### SOURCE MATERIAL
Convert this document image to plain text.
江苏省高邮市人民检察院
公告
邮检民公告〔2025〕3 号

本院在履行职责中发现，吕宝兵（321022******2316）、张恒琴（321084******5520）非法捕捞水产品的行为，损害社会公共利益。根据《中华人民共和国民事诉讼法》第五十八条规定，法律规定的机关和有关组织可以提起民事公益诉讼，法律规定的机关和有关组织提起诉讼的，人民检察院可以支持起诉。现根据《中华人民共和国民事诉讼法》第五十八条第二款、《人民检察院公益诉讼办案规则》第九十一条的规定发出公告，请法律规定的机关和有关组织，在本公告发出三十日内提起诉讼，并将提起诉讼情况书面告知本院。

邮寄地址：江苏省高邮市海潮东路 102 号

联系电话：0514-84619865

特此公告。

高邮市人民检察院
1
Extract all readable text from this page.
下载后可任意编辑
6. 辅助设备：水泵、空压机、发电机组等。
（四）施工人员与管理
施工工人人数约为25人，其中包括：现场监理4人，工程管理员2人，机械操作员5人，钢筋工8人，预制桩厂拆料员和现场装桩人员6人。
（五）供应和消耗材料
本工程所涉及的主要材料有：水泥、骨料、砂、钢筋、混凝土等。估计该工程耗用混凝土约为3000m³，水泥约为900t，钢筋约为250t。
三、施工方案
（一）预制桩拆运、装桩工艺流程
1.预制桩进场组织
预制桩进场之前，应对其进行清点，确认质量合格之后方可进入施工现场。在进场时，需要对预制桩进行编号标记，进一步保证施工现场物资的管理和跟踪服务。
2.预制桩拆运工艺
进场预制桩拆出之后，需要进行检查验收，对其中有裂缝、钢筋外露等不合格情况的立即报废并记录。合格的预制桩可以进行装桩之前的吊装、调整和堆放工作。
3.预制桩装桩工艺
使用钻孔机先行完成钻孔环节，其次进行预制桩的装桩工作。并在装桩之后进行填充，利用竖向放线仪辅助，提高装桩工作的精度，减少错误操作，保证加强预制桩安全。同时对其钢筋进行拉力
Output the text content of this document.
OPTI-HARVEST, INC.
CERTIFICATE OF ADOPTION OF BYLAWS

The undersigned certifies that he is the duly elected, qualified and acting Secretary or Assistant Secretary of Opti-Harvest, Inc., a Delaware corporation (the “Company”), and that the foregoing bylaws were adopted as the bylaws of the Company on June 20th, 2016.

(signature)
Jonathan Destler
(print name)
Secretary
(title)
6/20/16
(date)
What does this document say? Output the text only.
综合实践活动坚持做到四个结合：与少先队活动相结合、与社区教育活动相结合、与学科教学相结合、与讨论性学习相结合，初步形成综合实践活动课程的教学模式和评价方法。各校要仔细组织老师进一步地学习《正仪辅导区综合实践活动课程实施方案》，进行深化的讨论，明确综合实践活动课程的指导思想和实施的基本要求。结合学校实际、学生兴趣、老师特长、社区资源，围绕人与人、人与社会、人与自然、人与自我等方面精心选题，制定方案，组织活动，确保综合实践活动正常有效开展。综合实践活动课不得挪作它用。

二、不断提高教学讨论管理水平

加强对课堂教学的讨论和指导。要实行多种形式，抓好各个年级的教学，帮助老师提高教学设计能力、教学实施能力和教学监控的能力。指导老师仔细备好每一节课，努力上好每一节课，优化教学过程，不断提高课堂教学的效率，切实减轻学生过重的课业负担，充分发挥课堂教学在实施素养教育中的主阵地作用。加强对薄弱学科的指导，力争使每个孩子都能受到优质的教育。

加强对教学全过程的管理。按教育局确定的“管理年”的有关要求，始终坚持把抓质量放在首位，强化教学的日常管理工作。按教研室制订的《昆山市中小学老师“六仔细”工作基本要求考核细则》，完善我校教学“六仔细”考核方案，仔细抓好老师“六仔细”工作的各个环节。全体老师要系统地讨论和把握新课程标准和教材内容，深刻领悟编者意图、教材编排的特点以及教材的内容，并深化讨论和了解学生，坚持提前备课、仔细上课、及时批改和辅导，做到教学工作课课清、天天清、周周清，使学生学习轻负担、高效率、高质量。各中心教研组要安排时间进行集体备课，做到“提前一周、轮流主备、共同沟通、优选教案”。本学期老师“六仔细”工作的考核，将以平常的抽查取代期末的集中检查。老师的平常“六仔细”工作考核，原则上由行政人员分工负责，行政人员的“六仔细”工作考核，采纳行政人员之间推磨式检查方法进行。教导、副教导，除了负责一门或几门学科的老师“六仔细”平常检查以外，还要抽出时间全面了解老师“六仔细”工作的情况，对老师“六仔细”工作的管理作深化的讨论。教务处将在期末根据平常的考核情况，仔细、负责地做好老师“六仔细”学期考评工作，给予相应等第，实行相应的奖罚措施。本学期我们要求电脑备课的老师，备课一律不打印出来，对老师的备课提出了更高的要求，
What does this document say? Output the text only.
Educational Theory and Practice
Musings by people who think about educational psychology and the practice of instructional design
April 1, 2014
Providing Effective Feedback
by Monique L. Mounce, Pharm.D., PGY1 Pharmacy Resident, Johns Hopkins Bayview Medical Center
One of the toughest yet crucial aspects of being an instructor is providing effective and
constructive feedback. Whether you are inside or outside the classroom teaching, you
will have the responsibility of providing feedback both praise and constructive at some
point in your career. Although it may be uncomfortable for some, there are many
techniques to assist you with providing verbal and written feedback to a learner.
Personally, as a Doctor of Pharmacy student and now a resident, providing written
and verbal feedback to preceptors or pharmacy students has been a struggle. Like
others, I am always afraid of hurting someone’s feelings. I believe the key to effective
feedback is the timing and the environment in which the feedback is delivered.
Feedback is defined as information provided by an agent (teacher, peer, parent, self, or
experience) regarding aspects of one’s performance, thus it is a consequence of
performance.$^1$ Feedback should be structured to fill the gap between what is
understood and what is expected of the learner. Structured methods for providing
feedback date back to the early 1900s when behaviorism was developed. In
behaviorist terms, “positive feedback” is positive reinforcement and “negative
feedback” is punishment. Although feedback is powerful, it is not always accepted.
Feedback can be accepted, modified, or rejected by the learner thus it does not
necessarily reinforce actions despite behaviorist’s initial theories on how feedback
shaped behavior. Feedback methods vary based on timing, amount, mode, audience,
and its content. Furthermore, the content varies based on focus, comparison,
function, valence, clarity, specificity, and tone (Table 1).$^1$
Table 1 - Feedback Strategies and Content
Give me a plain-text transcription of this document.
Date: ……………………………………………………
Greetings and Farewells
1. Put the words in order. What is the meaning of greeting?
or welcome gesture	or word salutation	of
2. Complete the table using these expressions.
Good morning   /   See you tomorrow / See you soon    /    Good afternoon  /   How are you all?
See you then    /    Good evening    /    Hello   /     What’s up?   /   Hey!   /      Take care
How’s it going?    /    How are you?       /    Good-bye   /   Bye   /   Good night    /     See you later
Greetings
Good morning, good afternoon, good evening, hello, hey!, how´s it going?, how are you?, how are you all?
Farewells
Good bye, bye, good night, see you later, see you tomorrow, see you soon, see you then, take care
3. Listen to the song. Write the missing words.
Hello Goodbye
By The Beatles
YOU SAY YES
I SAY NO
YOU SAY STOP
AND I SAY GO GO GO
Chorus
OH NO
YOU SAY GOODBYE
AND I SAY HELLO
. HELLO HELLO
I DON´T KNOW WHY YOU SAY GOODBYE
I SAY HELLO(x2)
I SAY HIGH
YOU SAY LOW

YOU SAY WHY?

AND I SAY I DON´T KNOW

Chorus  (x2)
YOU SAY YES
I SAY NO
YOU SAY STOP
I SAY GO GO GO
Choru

### THE TASK
Please reproduce each line exactly as written.

### EXPECTED OUTPUT
Convert this document image to plain text.
江苏省高邮市人民检察院
公告
邮检民公告〔2025〕3 号

本院在履行职责中发现，吕宝兵（321022******2316）、张恒琴（321084******5520）非法捕捞水产品的行为，损害社会公共利益。根据《中华人民共和国民事诉讼法》第五十八条规定，法律规定的机关和有关组织可以提起民事公益诉讼，法律规定的机关和有关组织提起诉讼的，人民检察院可以支持起诉。现根据《中华人民共和国民事诉讼法》第五十八条第二款、《人民检察院公益诉讼办案规则》第九十一条的规定发出公告，请法律规定的机关和有关组织，在本公告发出三十日内提起诉讼，并将提起诉讼情况书面告知本院。

邮寄地址：江苏省高邮市海潮东路 102 号

联系电话：0514-84619865

特此公告。

高邮市人民检察院
1
Extract all readable text from this page.
下载后可任意编辑
6. 辅助设备：水泵、空压机、发电机组等。
（四）施工人员与管理
施工工人人数约为25人，其中包括：现场监理4人，工程管理员2人，机械操作员5人，钢筋工8人，预制桩厂拆料员和现场装桩人员6人。
（五）供应和消耗材料
本工程所涉及的主要材料有：水泥、骨料、砂、钢筋、混凝土等。估计该工程耗用混凝土约为3000m³，水泥约为900t，钢筋约为250t。
三、施工方案
（一）预制桩拆运、装桩工艺流程
1.预制桩进场组织
预制桩进场之前，应对其进行清点，确认质量合格之后方可进入施工现场。在进场时，需要对预制桩进行编号标记，进一步保证施工现场物资的管理和跟踪服务。
2.预制桩拆运工艺
进场预制桩拆出之后，需要进行检查验收，对其中有裂缝、钢筋外露等不合格情况的立即报废并记录。合格的预制桩可以进行装桩之前的吊装、调整和堆放工作。
3.预制桩装桩工艺
使用钻孔机先行完成钻孔环节，其次进行预制桩的装桩工作。并在装桩之后进行填充，利用竖向放线仪辅助，提高装桩工作的精度，减少错误操作，保证加强预制桩安全。同时对其钢筋进行拉力
Output the text content of this document.
OPTI-HARVEST, INC.
CERTIFICATE OF ADOPTION OF BYLAWS

The undersigned certifies that he is the duly elected, qualified and acting Secretary or Assistant Secretary of Opti-Harvest, Inc., a Delaware corporation (the “Company”), and that the foregoing bylaws were adopted as the bylaws of the Company on June 20th, 2016.

(signature)
Jonathan Destler
(print name)
Secretary
(title)
6/20/16
(date)
What does this document say? Output the text only.
综合实践活动坚持做到四个结合：与少先队活动相结合、与社区教育活动相结合、与学科教学相结合、与讨论性学习相结合，初步形成综合实践活动课程的教学模式和评价方法。各校要仔细组织老师进一步地学习《正仪辅导区综合实践活动课程实施方案》，进行深化的讨论，明确综合实践活动课程的指导思想和实施的基本要求。结合学校实际、学生兴趣、老师特长、社区资源，围绕人与人、人与社会、人与自然、人与自我等方面精心选题，制定方案，组织活动，确保综合实践活动正常有效开展。综合实践活动课不得挪作它用。

二、不断提高教学讨论管理水平

加强对课堂教学的讨论和指导。要实行多种形式，抓好各个年级的教学，帮助老师提高教学设计能力、教学实施能力和教学监控的能力。指导老师仔细备好每一节课，努力上好每一节课，优化教学过程，不断提高课堂教学的效率，切实减轻学生过重的课业负担，充分发挥课堂教学在实施素养教育中的主阵地作用。加强对薄弱学科的指导，力争使每个孩子都能受到优质的教育。

加强对教学全过程的管理。按教育局确定的“管理年”的有关要求，始终坚持把抓质量放在首位，强化教学的日常管理工作。按教研室制订的《昆山市中小学老师“六仔细”工作基本要求考核细则》，完善我校教学“六仔细”考核方案，仔细抓好老师“六仔细”工作的各个环节。全体老师要系统地讨论和把握新课程标准和教材内容，深刻领悟编者意图、教材编排的特点以及教材的内容，并深化讨论和了解学生，坚持提前备课、仔细上课、及时批改和辅导，做到教学工作课课清、天天清、周周清，使学生学习轻负担、高效率、高质量。各中心教研组要安排时间进行集体备课，做到“提前一周、轮流主备、共同沟通、优选教案”。本学期老师“六仔细”工作的考核，将以平常的抽查取代期末的集中检查。老师的平常“六仔细”工作考核，原则上由行政人员分工负责，行政人员的“六仔细”工作考核，采纳行政人员之间推磨式检查方法进行。教导、副教导，除了负责一门或几门学科的老师“六仔细”平常检查以外，还要抽出时间全面了解老师“六仔细”工作的情况，对老师“六仔细”工作的管理作深化的讨论。教务处将在期末根据平常的考核情况，仔细、负责地做好老师“六仔细”学期考评工作，给予相应等第，实行相应的奖罚措施。本学期我们要求电脑备课的老师，备课一律不打印出来，对老师的备课提出了更高的要求，
What does this document say? Output the text only.
Educational Theory and Practice
Musings by people who think about educational psychology and the practice of instructional design
April 1, 2014
Providing Effective Feedback
by Monique L. Mounce, Pharm.D., PGY1 Pharmacy Resident, Johns Hopkins Bayview Medical Center
One of the toughest yet crucial aspects of being an instructor is providing effective and
constructive feedback. Whether you are inside or outside the classroom teaching, you
will have the responsibility of providing feedback both praise and constructive at some
point in your career. Although it may be uncomfortable for some, there are many
techniques to assist you with providing verbal and written feedback to a learner.
Personally, as a Doctor of Pharmacy student and now a resident, providing written
and verbal feedback to preceptors or pharmacy students has been a struggle. Like
others, I am always afraid of hurting someone’s feelings. I believe the key to effective
feedback is the timing and the environment in which the feedback is delivered.
Feedback is defined as information provided by an agent (teacher, peer, parent, self, or
experience) regarding aspects of one’s performance, thus it is a consequence of
performance.$^1$ Feedback should be structured to fill the gap between what is
understood and what is expected of the learner. Structured methods for providing
feedback date back to the early 1900s when behaviorism was developed. In
behaviorist terms, “positive feedback” is positive reinforcement and “negative
feedback” is punishment. Although feedback is powerful, it is not always accepted.
Feedback can be accepted, modified, or rejected by the learner thus it does not
necessarily reinforce actions despite behaviorist’s initial theories on how feedback
shaped behavior. Feedback methods vary based on timing, amount, mode, audience,
and its content. Furthermore, the content varies based on focus, comparison,
function, valence, clarity, specificity, and tone (Table 1).$^1$
Table 1 - Feedback Strategies and Content
Give me a plain-text transcription of this document.
Date: ……………………………………………………
Greetings and Farewells
1. Put the words in order. What is the meaning of greeting?
or welcome gesture	or word salutation	of
2. Complete the table using these expressions.
Good morning   /   See you tomorrow / See you soon    /    Good afternoon  /   How are you all?
See you then    /    Good evening    /    Hello   /     What’s up?   /   Hey!   /      Take care
How’s it going?    /    How are you?       /    Good-bye   /   Bye   /   Good night    /     See you later
Greetings
Good morning, good afternoon, good evening, hello, hey!, how´s it going?, how are you?, how are you all?
Farewells
Good bye, bye, good night, see you later, see you tomorrow, see you soon, see you then, take care
3. Listen to the song. Write the missing words.
Hello Goodbye
By The Beatles
YOU SAY YES
I SAY NO
YOU SAY STOP
AND I SAY GO GO GO
Chorus
OH NO
YOU SAY GOODBYE
AND I SAY HELLO
. HELLO HELLO
I DON´T KNOW WHY YOU SAY GOODBYE
I SAY HELLO(x2)
I SAY HIGH
YOU SAY LOW

YOU SAY WHY?

AND I SAY I DON´T KNOW

Chorus  (x2)
YOU SAY YES
I SAY NO
YOU SAY STOP
I SAY GO GO GO
Choru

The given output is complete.